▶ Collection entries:
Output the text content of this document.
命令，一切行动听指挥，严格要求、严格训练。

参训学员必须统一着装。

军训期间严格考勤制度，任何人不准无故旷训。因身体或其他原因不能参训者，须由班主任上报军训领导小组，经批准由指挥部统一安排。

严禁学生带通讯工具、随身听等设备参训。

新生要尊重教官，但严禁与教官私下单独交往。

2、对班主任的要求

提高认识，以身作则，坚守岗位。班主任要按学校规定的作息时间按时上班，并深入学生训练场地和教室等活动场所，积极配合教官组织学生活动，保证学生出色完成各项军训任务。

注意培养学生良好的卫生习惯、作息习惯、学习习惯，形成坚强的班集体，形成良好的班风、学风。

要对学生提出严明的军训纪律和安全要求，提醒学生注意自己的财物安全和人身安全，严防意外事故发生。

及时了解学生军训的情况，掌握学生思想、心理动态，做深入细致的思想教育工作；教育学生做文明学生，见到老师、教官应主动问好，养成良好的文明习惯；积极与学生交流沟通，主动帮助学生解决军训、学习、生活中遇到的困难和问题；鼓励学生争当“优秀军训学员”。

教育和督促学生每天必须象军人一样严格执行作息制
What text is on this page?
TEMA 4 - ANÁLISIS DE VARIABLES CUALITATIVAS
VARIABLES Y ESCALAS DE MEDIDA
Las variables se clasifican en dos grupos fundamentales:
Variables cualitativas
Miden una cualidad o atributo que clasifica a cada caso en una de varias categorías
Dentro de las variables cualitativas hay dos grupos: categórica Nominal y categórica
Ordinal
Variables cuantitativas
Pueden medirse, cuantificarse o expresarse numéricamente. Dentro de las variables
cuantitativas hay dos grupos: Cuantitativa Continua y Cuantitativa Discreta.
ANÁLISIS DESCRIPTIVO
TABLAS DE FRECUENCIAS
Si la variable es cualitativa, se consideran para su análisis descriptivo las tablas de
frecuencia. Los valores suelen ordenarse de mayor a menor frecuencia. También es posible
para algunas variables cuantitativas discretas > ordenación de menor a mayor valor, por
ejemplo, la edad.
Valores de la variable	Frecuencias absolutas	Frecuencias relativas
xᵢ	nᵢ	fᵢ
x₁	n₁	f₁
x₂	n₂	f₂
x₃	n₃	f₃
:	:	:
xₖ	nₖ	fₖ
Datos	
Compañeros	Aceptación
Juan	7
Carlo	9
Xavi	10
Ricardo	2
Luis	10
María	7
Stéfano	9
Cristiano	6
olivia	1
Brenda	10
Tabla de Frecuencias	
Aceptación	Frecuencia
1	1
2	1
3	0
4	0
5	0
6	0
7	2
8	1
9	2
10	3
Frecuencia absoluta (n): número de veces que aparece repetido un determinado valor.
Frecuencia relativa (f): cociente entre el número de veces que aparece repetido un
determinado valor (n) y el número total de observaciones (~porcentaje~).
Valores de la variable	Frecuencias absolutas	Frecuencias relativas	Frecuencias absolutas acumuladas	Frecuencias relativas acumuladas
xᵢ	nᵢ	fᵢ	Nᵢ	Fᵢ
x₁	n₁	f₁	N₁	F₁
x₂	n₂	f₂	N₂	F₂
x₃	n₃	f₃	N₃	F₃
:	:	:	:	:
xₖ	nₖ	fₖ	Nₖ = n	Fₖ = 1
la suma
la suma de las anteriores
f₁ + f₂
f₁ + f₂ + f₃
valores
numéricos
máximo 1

▶ AIM: Identify the lines above with the word "text". Copy them.

▶ ANSWER BELOW:
Output the text content of this document.
What text is on this page?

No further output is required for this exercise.